■ Data records:
>> start

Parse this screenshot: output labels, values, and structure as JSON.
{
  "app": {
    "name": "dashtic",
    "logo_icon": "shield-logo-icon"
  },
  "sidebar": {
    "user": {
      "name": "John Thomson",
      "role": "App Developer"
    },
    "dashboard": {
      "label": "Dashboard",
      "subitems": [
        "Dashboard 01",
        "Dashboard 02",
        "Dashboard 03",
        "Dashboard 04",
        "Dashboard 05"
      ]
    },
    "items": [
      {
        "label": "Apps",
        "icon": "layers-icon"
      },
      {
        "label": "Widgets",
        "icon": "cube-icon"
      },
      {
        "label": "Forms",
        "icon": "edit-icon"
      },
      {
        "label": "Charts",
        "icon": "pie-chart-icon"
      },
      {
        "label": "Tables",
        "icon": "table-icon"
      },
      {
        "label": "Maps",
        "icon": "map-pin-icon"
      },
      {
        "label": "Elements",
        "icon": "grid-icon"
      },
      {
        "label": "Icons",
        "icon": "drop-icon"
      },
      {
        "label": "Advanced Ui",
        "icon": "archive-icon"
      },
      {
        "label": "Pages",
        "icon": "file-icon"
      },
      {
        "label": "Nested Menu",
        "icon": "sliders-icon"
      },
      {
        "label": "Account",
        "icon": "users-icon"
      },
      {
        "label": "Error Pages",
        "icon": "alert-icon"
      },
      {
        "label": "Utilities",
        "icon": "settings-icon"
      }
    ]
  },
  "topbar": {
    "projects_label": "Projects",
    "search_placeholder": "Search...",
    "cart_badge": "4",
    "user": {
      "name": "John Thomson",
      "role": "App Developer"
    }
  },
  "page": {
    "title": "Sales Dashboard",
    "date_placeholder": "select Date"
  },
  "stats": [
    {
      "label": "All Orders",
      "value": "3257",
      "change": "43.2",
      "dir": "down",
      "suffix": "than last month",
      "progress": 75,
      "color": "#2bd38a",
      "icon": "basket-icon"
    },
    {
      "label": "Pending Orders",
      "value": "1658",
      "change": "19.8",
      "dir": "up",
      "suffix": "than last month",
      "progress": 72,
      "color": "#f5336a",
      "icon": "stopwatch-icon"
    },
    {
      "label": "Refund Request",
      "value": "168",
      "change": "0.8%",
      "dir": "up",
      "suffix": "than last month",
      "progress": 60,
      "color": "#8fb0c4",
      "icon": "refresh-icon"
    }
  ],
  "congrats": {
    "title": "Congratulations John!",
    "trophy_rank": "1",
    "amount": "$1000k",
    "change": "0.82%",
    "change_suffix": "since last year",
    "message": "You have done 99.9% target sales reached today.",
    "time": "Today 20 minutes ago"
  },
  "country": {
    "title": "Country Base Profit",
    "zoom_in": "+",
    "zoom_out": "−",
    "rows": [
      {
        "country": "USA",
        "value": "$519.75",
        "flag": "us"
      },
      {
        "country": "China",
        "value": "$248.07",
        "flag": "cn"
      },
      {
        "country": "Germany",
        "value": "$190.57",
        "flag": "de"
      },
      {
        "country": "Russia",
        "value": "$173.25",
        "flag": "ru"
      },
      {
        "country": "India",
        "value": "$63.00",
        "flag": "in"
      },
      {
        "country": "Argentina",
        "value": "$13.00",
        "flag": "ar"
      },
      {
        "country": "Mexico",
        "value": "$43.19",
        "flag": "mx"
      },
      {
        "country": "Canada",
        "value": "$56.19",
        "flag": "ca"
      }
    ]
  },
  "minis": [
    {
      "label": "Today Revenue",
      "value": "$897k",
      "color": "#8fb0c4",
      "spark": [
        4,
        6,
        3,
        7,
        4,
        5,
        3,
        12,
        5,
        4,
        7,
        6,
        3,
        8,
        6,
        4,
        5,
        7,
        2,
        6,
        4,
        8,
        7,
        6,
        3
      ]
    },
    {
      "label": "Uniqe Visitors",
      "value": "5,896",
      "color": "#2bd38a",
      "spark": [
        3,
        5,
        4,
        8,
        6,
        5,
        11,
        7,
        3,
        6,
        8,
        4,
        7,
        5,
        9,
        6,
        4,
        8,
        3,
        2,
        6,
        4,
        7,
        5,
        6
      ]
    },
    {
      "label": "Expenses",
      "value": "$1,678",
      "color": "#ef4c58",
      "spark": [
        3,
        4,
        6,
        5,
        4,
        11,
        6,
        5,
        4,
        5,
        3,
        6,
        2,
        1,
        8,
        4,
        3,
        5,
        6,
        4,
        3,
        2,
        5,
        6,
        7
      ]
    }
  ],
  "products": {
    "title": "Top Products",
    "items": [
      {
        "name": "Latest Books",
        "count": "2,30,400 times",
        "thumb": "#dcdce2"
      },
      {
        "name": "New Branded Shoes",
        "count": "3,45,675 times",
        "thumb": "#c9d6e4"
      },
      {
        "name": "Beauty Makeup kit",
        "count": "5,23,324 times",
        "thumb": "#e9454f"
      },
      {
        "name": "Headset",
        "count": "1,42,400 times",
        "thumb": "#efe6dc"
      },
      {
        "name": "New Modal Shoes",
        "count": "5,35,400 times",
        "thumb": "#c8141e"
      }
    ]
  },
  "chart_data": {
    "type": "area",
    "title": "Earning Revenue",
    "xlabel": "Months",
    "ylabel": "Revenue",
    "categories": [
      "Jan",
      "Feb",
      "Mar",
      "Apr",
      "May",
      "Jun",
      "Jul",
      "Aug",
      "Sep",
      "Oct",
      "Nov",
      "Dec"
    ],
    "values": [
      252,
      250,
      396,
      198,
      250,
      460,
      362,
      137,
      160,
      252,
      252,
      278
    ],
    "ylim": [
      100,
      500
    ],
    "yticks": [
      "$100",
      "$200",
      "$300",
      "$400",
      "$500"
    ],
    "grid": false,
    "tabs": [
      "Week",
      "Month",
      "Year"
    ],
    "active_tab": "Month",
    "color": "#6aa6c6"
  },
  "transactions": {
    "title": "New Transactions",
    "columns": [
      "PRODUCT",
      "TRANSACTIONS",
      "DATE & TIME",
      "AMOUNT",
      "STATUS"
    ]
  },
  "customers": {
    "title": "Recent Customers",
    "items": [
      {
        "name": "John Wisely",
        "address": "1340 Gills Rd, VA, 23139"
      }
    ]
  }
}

>> end

■ Direction:
Gather up every line in the data above that contains the word "Revenue", copying each one.

■ Answer to the problem:
      "label": "Today Revenue",
    "title": "Earning Revenue",
    "ylabel": "Revenue",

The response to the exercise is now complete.